(Records from a data source)
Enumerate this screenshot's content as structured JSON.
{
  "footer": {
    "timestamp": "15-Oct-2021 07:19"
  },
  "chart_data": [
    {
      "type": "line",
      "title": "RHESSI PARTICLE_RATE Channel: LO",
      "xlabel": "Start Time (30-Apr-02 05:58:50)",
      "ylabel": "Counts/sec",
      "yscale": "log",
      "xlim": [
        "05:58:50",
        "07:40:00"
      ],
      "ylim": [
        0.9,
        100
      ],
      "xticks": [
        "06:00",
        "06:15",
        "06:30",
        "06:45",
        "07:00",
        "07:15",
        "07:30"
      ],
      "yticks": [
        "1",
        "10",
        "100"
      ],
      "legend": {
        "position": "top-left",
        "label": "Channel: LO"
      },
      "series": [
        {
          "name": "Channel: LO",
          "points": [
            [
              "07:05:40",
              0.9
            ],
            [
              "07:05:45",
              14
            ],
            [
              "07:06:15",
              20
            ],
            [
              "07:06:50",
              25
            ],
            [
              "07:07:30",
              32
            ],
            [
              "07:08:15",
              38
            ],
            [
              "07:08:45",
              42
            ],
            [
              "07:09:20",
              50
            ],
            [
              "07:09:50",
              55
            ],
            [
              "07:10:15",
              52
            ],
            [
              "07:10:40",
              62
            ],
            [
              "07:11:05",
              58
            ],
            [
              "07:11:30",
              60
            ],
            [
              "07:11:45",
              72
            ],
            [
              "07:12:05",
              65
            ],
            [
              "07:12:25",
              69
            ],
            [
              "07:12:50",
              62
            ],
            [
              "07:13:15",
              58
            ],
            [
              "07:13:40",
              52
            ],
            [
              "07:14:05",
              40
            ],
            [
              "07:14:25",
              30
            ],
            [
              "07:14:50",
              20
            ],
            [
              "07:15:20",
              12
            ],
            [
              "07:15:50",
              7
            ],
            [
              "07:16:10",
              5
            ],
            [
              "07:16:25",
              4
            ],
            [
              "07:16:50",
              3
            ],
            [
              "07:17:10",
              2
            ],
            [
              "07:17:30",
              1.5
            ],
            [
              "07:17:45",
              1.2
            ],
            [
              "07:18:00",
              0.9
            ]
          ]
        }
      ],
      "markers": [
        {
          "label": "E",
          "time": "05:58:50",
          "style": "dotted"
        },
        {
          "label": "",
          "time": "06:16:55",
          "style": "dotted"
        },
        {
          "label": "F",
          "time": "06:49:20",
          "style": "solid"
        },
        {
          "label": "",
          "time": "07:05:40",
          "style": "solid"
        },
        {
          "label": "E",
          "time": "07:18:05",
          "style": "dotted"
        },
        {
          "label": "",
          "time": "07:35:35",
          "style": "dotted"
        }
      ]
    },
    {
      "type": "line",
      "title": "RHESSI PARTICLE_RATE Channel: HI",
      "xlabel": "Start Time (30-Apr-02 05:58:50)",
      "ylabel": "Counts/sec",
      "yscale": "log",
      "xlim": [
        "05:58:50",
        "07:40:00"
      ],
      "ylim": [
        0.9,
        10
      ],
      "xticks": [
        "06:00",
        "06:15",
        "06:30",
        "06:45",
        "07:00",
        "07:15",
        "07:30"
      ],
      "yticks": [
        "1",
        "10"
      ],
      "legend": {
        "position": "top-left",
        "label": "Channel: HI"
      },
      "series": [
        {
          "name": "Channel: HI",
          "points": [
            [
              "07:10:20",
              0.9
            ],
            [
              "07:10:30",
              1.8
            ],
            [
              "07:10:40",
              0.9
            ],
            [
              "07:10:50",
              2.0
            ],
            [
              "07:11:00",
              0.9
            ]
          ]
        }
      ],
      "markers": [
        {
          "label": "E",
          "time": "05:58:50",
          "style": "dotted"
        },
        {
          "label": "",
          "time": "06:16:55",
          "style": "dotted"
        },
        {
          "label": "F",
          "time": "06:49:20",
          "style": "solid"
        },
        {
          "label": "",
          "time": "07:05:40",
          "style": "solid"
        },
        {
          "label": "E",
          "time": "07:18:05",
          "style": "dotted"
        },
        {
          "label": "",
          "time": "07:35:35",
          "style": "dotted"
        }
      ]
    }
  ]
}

◆ Stated exercise:
All of the records must be repeated exactly.

◆ Task solution:
Enumerate this screenshot's content as structured JSON.
{
  "footer": {
    "timestamp": "15-Oct-2021 07:19"
  },
  "chart_data": [
    {
      "type": "line",
      "title": "RHESSI PARTICLE_RATE Channel: LO",
      "xlabel": "Start Time (30-Apr-02 05:58:50)",
      "ylabel": "Counts/sec",
      "yscale": "log",
      "xlim": [
        "05:58:50",
        "07:40:00"
      ],
      "ylim": [
        0.9,
        100
      ],
      "xticks": [
        "06:00",
        "06:15",
        "06:30",
        "06:45",
        "07:00",
        "07:15",
        "07:30"
      ],
      "yticks": [
        "1",
        "10",
        "100"
      ],
      "legend": {
        "position": "top-left",
        "label": "Channel: LO"
      },
      "series": [
        {
          "name": "Channel: LO",
          "points": [
            [
              "07:05:40",
              0.9
            ],
            [
              "07:05:45",
              14
            ],
            [
              "07:06:15",
              20
            ],
            [
              "07:06:50",
              25
            ],
            [
              "07:07:30",
              32
            ],
            [
              "07:08:15",
              38
            ],
            [
              "07:08:45",
              42
            ],
            [
              "07:09:20",
              50
            ],
            [
              "07:09:50",
              55
            ],
            [
              "07:10:15",
              52
            ],
            [
              "07:10:40",
              62
            ],
            [
              "07:11:05",
              58
            ],
            [
              "07:11:30",
              60
            ],
            [
              "07:11:45",
              72
            ],
            [
              "07:12:05",
              65
            ],
            [
              "07:12:25",
              69
            ],
            [
              "07:12:50",
              62
            ],
            [
              "07:13:15",
              58
            ],
            [
              "07:13:40",
              52
            ],
            [
              "07:14:05",
              40
            ],
            [
              "07:14:25",
              30
            ],
            [
              "07:14:50",
              20
            ],
            [
              "07:15:20",
              12
            ],
            [
              "07:15:50",
              7
            ],
            [
              "07:16:10",
              5
            ],
            [
              "07:16:25",
              4
            ],
            [
              "07:16:50",
              3
            ],
            [
              "07:17:10",
              2
            ],
            [
              "07:17:30",
              1.5
            ],
            [
              "07:17:45",
              1.2
            ],
            [
              "07:18:00",
              0.9
            ]
          ]
        }
      ],
      "markers": [
        {
          "label": "E",
          "time": "05:58:50",
          "style": "dotted"
        },
        {
          "label": "",
          "time": "06:16:55",
          "style": "dotted"
        },
        {
          "label": "F",
          "time": "06:49:20",
          "style": "solid"
        },
        {
          "label": "",
          "time": "07:05:40",
          "style": "solid"
        },
        {
          "label": "E",
          "time": "07:18:05",
          "style": "dotted"
        },
        {
          "label": "",
          "time": "07:35:35",
          "style": "dotted"
        }
      ]
    },
    {
      "type": "line",
      "title": "RHESSI PARTICLE_RATE Channel: HI",
      "xlabel": "Start Time (30-Apr-02 05:58:50)",
      "ylabel": "Counts/sec",
      "yscale": "log",
      "xlim": [
        "05:58:50",
        "07:40:00"
      ],
      "ylim": [
        0.9,
        10
      ],
      "xticks": [
        "06:00",
        "06:15",
        "06:30",
        "06:45",
        "07:00",
        "07:15",
        "07:30"
      ],
      "yticks": [
        "1",
        "10"
      ],
      "legend": {
        "position": "top-left",
        "label": "Channel: HI"
      },
      "series": [
        {
          "name": "Channel: HI",
          "points": [
            [
              "07:10:20",
              0.9
            ],
            [
              "07:10:30",
              1.8
            ],
            [
              "07:10:40",
              0.9
            ],
            [
              "07:10:50",
              2.0
            ],
            [
              "07:11:00",
              0.9
            ]
          ]
        }
      ],
      "markers": [
        {
          "label": "E",
          "time": "05:58:50",
          "style": "dotted"
        },
        {
          "label": "",
          "time": "06:16:55",
          "style": "dotted"
        },
        {
          "label": "F",
          "time": "06:49:20",
          "style": "solid"
        },
        {
          "label": "",
          "time": "07:05:40",
          "style": "solid"
        },
        {
          "label": "E",
          "time": "07:18:05",
          "style": "dotted"
        },
        {
          "label": "",
          "time": "07:35:35",
          "style": "dotted"
        }
      ]
    }
  ]
}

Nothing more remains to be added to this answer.